# What needs to be done
Copy each line below in which the string "对直达社区甚至家门的服务" occurs.

# Source records
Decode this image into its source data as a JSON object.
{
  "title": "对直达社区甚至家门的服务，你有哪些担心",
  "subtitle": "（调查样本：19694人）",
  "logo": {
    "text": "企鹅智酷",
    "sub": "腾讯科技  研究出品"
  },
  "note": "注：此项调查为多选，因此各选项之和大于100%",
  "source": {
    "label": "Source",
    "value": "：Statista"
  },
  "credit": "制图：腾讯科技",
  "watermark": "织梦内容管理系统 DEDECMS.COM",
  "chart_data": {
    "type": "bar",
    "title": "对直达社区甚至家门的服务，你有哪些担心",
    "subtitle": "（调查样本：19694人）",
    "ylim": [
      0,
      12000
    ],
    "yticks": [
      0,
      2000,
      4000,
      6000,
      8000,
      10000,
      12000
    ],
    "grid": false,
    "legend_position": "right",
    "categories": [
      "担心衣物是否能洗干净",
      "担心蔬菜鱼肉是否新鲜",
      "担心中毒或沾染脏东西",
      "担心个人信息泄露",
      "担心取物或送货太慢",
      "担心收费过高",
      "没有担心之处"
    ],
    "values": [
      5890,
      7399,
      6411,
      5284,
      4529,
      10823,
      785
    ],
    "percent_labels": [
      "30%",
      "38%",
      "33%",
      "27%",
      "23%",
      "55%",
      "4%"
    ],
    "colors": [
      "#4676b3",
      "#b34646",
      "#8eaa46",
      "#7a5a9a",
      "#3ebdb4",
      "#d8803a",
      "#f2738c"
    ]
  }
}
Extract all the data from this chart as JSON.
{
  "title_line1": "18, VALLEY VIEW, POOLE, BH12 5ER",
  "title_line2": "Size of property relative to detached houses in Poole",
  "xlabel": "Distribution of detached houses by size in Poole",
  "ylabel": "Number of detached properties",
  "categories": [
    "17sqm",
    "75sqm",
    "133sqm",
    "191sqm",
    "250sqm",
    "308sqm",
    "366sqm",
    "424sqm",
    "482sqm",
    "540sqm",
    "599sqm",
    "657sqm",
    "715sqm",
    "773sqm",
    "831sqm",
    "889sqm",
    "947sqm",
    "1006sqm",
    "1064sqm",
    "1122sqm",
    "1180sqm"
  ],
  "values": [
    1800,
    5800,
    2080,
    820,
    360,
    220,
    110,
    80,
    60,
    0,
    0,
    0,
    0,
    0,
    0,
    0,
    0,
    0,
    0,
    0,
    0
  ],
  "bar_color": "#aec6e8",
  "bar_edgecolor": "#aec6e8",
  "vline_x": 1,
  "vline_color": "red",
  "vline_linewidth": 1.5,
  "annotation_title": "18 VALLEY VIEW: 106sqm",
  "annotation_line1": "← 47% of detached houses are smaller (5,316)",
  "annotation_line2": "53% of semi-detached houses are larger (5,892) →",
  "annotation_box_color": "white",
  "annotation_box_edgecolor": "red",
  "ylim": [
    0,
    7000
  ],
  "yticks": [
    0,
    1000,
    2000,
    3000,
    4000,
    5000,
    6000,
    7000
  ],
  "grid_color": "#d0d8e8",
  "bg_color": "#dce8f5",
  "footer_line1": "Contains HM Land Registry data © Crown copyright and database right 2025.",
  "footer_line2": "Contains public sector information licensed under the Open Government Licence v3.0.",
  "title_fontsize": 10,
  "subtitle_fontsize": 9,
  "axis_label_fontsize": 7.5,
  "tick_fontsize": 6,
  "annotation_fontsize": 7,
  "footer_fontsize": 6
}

# Exercise answer
  "title": "对直达社区甚至家门的服务，你有哪些担心",
    "title": "对直达社区甚至家门的服务，你有哪些担心",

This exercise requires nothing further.